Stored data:
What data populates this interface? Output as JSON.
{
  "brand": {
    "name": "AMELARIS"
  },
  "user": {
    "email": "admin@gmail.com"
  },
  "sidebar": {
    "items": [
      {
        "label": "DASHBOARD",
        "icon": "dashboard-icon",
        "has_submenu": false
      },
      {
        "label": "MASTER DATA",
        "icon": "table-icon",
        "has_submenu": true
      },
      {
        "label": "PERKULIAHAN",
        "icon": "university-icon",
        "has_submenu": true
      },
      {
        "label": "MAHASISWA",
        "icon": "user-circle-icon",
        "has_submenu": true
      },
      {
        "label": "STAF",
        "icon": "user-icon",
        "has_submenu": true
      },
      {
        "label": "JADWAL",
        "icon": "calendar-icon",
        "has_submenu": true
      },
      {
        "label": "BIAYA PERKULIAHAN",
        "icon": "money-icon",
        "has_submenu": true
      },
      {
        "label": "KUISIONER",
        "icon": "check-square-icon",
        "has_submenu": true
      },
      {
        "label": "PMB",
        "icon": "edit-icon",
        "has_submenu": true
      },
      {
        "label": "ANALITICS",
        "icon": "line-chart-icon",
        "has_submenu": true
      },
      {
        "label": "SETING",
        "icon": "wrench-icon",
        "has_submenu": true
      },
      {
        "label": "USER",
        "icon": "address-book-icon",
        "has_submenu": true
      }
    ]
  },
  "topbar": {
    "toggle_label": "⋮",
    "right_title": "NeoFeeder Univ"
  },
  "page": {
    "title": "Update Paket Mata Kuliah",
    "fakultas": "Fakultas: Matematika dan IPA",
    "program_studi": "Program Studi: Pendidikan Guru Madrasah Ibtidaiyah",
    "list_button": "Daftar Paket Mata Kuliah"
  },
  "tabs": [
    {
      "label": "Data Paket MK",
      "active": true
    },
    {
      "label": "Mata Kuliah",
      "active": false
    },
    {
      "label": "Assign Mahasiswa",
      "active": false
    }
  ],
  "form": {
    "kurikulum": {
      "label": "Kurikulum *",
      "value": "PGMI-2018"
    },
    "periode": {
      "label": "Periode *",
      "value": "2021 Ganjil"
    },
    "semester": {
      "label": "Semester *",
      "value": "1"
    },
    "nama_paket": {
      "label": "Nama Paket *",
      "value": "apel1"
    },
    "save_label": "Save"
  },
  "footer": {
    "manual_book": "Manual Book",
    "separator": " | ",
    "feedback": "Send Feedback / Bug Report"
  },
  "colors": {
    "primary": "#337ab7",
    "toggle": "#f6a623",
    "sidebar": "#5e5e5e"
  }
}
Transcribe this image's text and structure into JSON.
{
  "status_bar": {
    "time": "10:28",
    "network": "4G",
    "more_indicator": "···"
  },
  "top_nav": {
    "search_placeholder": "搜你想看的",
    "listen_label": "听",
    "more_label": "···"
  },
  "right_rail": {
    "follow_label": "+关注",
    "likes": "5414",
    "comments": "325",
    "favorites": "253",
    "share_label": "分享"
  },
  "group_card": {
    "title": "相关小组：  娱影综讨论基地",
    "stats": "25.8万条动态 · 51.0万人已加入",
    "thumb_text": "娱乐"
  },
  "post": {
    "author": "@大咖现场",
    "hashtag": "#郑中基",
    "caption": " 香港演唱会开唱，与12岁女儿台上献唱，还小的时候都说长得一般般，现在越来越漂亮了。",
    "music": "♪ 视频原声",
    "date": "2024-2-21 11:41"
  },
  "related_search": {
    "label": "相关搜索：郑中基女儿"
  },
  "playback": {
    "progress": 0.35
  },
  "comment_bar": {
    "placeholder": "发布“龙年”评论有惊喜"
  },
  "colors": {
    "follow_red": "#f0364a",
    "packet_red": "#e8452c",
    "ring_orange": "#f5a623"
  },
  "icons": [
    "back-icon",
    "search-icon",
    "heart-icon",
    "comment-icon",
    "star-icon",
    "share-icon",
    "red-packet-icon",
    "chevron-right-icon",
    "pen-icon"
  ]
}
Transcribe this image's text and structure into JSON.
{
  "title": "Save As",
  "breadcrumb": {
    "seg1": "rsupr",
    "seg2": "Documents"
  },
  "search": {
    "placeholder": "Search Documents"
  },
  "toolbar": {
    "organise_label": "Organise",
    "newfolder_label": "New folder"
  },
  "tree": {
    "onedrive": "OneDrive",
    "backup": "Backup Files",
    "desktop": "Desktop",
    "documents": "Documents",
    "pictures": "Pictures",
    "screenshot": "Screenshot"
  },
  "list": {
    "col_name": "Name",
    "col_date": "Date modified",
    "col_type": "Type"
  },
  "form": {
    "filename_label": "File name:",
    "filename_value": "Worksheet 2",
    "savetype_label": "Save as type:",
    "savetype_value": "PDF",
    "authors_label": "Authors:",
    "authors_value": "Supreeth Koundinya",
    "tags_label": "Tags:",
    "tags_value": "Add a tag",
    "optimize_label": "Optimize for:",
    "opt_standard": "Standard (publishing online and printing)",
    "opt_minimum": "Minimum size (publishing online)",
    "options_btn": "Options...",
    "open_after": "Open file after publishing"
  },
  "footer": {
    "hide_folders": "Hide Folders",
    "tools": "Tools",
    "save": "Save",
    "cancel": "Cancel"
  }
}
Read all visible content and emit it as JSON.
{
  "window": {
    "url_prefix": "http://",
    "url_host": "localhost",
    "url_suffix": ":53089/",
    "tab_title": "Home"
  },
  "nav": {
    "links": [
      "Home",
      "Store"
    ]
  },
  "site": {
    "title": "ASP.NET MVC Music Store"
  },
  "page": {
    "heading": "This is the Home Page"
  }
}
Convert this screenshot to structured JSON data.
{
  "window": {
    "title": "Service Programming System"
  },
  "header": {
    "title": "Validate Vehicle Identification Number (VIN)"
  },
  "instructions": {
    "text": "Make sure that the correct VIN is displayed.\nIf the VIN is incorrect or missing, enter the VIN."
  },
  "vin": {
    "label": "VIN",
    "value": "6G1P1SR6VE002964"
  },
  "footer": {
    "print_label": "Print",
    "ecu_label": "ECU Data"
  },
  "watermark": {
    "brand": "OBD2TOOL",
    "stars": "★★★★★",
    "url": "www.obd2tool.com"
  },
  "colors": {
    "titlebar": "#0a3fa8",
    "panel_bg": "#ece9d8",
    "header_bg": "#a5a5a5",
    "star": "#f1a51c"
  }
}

WRITTEN INSTRUCTION: Type out the material again exactly as presented.

OUTPUT FOR THIS EXERCISE:
What data populates this interface? Output as JSON.
{
  "brand": {
    "name": "AMELARIS"
  },
  "user": {
    "email": "admin@gmail.com"
  },
  "sidebar": {
    "items": [
      {
        "label": "DASHBOARD",
        "icon": "dashboard-icon",
        "has_submenu": false
      },
      {
        "label": "MASTER DATA",
        "icon": "table-icon",
        "has_submenu": true
      },
      {
        "label": "PERKULIAHAN",
        "icon": "university-icon",
        "has_submenu": true
      },
      {
        "label": "MAHASISWA",
        "icon": "user-circle-icon",
        "has_submenu": true
      },
      {
        "label": "STAF",
        "icon": "user-icon",
        "has_submenu": true
      },
      {
        "label": "JADWAL",
        "icon": "calendar-icon",
        "has_submenu": true
      },
      {
        "label": "BIAYA PERKULIAHAN",
        "icon": "money-icon",
        "has_submenu": true
      },
      {
        "label": "KUISIONER",
        "icon": "check-square-icon",
        "has_submenu": true
      },
      {
        "label": "PMB",
        "icon": "edit-icon",
        "has_submenu": true
      },
      {
        "label": "ANALITICS",
        "icon": "line-chart-icon",
        "has_submenu": true
      },
      {
        "label": "SETING",
        "icon": "wrench-icon",
        "has_submenu": true
      },
      {
        "label": "USER",
        "icon": "address-book-icon",
        "has_submenu": true
      }
    ]
  },
  "topbar": {
    "toggle_label": "⋮",
    "right_title": "NeoFeeder Univ"
  },
  "page": {
    "title": "Update Paket Mata Kuliah",
    "fakultas": "Fakultas: Matematika dan IPA",
    "program_studi": "Program Studi: Pendidikan Guru Madrasah Ibtidaiyah",
    "list_button": "Daftar Paket Mata Kuliah"
  },
  "tabs": [
    {
      "label": "Data Paket MK",
      "active": true
    },
    {
      "label": "Mata Kuliah",
      "active": false
    },
    {
      "label": "Assign Mahasiswa",
      "active": false
    }
  ],
  "form": {
    "kurikulum": {
      "label": "Kurikulum *",
      "value": "PGMI-2018"
    },
    "periode": {
      "label": "Periode *",
      "value": "2021 Ganjil"
    },
    "semester": {
      "label": "Semester *",
      "value": "1"
    },
    "nama_paket": {
      "label": "Nama Paket *",
      "value": "apel1"
    },
    "save_label": "Save"
  },
  "footer": {
    "manual_book": "Manual Book",
    "separator": " | ",
    "feedback": "Send Feedback / Bug Report"
  },
  "colors": {
    "primary": "#337ab7",
    "toggle": "#f6a623",
    "sidebar": "#5e5e5e"
  }
}
Transcribe this image's text and structure into JSON.
{
  "status_bar": {
    "time": "10:28",
    "network": "4G",
    "more_indicator": "···"
  },
  "top_nav": {
    "search_placeholder": "搜你想看的",
    "listen_label": "听",
    "more_label": "···"
  },
  "right_rail": {
    "follow_label": "+关注",
    "likes": "5414",
    "comments": "325",
    "favorites": "253",
    "share_label": "分享"
  },
  "group_card": {
    "title": "相关小组：  娱影综讨论基地",
    "stats": "25.8万条动态 · 51.0万人已加入",
    "thumb_text": "娱乐"
  },
  "post": {
    "author": "@大咖现场",
    "hashtag": "#郑中基",
    "caption": " 香港演唱会开唱，与12岁女儿台上献唱，还小的时候都说长得一般般，现在越来越漂亮了。",
    "music": "♪ 视频原声",
    "date": "2024-2-21 11:41"
  },
  "related_search": {
    "label": "相关搜索：郑中基女儿"
  },
  "playback": {
    "progress": 0.35
  },
  "comment_bar": {
    "placeholder": "发布“龙年”评论有惊喜"
  },
  "colors": {
    "follow_red": "#f0364a",
    "packet_red": "#e8452c",
    "ring_orange": "#f5a623"
  },
  "icons": [
    "back-icon",
    "search-icon",
    "heart-icon",
    "comment-icon",
    "star-icon",
    "share-icon",
    "red-packet-icon",
    "chevron-right-icon",
    "pen-icon"
  ]
}
Transcribe this image's text and structure into JSON.
{
  "title": "Save As",
  "breadcrumb": {
    "seg1": "rsupr",
    "seg2": "Documents"
  },
  "search": {
    "placeholder": "Search Documents"
  },
  "toolbar": {
    "organise_label": "Organise",
    "newfolder_label": "New folder"
  },
  "tree": {
    "onedrive": "OneDrive",
    "backup": "Backup Files",
    "desktop": "Desktop",
    "documents": "Documents",
    "pictures": "Pictures",
    "screenshot": "Screenshot"
  },
  "list": {
    "col_name": "Name",
    "col_date": "Date modified",
    "col_type": "Type"
  },
  "form": {
    "filename_label": "File name:",
    "filename_value": "Worksheet 2",
    "savetype_label": "Save as type:",
    "savetype_value": "PDF",
    "authors_label": "Authors:",
    "authors_value": "Supreeth Koundinya",
    "tags_label": "Tags:",
    "tags_value": "Add a tag",
    "optimize_label": "Optimize for:",
    "opt_standard": "Standard (publishing online and printing)",
    "opt_minimum": "Minimum size (publishing online)",
    "options_btn": "Options...",
    "open_after": "Open file after publishing"
  },
  "footer": {
    "hide_folders": "Hide Folders",
    "tools": "Tools",
    "save": "Save",
    "cancel": "Cancel"
  }
}
Read all visible content and emit it as JSON.
{
  "window": {
    "url_prefix": "http://",
    "url_host": "localhost",
    "url_suffix": ":53089/",
    "tab_title": "Home"
  },
  "nav": {
    "links": [
      "Home",
      "Store"
    ]
  },
  "site": {
    "title": "ASP.NET MVC Music Store"
  },
  "page": {
    "heading": "This is the Home Page"
  }
}
Convert this screenshot to structured JSON data.
{
  "window": {
    "title": "Service Programming System"
  },
  "header": {
    "title": "Validate Vehicle Identification Number (VIN)"
  },
  "instructions": {
    "text": "Make sure that the correct VIN is displayed.\nIf the VIN is incorrect or missing, enter the VIN."
  },
  "vin": {
    "label": "VIN",
    "value": "6G1P1SR6VE002964"
  },
  "footer": {
    "print_label": "Print",
    "ecu_label": "ECU Data"
  },
  "watermark": {
    "brand": "OBD2TOOL",
    "stars": "★★★★★",
    "url": "www.obd2tool.com"
  },
  "colors": {
    "titlebar": "#0a3fa8",
    "panel_bg": "#ece9d8",
    "header_bg": "#a5a5a5",
    "star": "#f1a51c"
  }
}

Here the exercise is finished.